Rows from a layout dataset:

————

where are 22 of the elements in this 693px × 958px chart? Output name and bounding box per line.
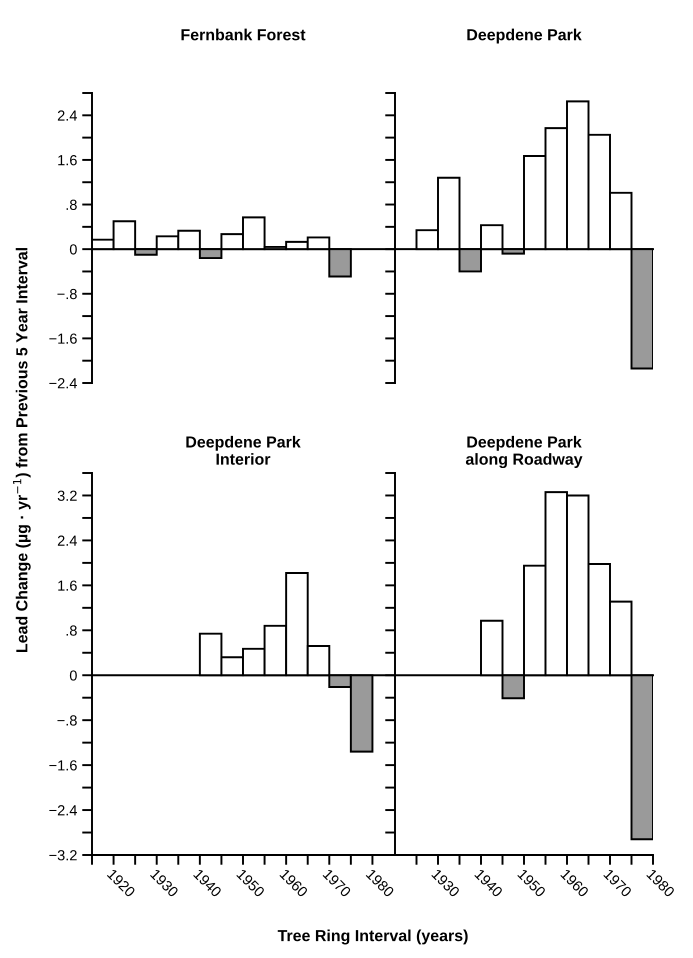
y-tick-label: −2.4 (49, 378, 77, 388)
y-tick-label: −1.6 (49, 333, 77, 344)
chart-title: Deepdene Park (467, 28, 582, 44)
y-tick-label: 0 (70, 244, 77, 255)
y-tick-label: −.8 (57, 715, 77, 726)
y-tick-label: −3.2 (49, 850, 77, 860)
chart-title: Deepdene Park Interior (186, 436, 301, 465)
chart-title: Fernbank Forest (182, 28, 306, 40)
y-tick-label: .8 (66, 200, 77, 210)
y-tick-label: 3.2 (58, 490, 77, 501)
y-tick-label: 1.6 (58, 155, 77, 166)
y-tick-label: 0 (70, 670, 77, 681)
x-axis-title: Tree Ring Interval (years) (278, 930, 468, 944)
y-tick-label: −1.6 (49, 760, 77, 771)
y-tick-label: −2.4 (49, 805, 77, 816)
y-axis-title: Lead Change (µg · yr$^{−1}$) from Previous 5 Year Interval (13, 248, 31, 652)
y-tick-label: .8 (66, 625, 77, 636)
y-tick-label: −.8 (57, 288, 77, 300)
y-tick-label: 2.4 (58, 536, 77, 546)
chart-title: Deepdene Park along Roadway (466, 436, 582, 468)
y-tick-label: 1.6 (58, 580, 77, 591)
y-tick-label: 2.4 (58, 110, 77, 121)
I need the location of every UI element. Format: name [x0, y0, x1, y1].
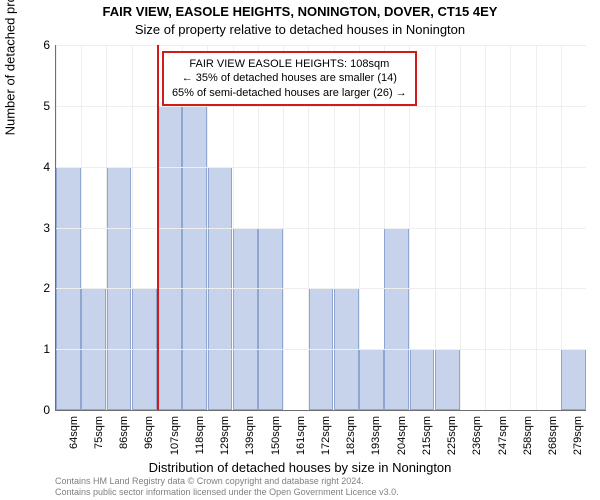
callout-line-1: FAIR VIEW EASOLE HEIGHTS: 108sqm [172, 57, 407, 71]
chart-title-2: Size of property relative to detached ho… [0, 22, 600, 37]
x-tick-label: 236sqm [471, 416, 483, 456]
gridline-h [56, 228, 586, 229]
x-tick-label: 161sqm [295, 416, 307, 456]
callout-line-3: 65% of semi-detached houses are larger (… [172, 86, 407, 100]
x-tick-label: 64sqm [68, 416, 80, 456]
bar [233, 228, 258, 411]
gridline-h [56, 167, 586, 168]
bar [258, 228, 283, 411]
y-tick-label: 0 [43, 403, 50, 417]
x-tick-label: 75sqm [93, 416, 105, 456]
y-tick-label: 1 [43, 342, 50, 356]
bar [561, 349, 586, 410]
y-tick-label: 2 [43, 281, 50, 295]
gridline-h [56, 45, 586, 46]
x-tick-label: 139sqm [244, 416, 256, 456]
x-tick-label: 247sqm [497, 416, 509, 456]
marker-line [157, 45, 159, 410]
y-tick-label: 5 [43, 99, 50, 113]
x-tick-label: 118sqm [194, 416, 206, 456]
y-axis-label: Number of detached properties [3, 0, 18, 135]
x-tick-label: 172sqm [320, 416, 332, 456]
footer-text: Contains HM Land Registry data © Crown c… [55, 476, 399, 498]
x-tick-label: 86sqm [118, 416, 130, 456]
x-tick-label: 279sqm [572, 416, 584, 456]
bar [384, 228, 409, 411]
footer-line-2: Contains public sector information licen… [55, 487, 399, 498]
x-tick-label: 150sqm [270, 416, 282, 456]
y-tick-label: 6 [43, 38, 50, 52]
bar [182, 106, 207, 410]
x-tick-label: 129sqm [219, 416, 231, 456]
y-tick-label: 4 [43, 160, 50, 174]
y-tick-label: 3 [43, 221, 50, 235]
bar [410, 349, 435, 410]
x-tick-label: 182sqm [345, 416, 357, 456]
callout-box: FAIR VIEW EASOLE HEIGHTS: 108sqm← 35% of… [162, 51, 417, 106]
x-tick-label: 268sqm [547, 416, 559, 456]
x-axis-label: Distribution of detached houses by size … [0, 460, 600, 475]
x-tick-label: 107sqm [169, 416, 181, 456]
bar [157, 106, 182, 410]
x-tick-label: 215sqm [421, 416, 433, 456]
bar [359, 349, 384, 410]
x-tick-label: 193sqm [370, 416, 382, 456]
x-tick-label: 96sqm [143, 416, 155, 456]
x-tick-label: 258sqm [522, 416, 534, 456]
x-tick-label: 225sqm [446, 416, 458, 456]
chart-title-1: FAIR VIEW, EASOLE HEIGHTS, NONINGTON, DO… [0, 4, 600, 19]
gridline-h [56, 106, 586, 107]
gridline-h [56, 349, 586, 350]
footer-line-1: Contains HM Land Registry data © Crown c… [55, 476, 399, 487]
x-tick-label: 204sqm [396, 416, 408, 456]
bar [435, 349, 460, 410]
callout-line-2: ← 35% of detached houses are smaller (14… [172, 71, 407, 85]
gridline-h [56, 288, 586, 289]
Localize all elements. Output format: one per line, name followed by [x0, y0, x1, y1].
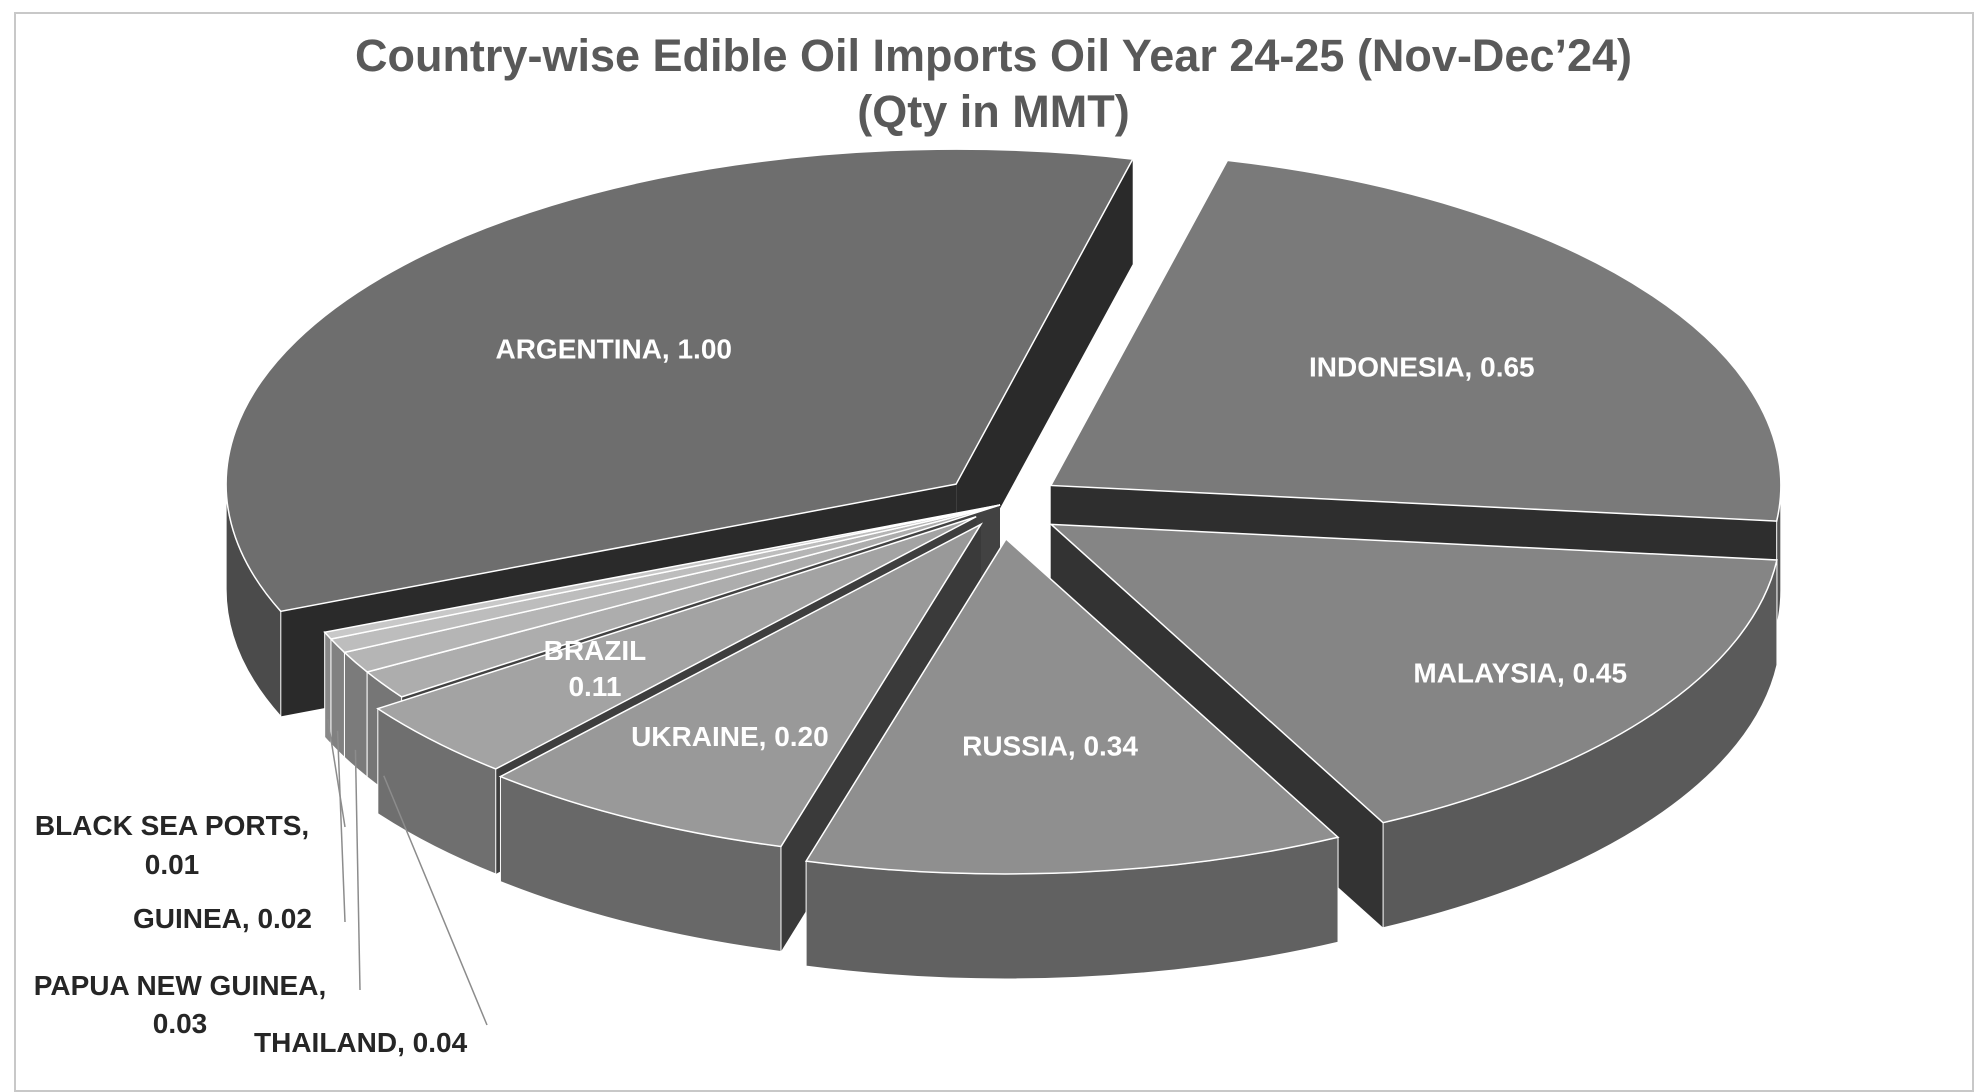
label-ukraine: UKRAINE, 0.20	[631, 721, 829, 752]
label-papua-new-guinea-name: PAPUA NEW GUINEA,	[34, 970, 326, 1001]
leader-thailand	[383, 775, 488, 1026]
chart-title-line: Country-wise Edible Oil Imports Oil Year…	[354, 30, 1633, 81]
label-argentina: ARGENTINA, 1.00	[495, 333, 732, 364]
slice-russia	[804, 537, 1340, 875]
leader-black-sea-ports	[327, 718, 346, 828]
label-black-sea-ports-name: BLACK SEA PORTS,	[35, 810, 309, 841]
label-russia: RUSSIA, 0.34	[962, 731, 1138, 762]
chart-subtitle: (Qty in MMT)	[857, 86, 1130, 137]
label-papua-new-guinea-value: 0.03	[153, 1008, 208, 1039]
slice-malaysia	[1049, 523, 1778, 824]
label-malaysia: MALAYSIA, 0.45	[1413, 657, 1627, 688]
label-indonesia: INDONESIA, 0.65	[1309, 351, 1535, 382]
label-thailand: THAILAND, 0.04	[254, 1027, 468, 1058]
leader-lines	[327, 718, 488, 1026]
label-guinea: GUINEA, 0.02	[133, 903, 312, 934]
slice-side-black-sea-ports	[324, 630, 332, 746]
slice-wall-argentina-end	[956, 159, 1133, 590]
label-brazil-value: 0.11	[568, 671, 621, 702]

————

SHORT TASK: Copy the lines above verbatim, from the line with "callout-line-1: FAIR VIEW" to the line with "bar [233, 228, 258, 411]", both included.

RESPONSE:
callout-line-1: FAIR VIEW EASOLE HEIGHTS: 108sqm [172, 57, 407, 71]
chart-title-2: Size of property relative to detached ho… [0, 22, 600, 37]
x-tick-label: 236sqm [471, 416, 483, 456]
gridline-h [56, 228, 586, 229]
x-tick-label: 161sqm [295, 416, 307, 456]
callout-line-3: 65% of semi-detached houses are larger (… [172, 86, 407, 100]
x-tick-label: 64sqm [68, 416, 80, 456]
bar [233, 228, 258, 411]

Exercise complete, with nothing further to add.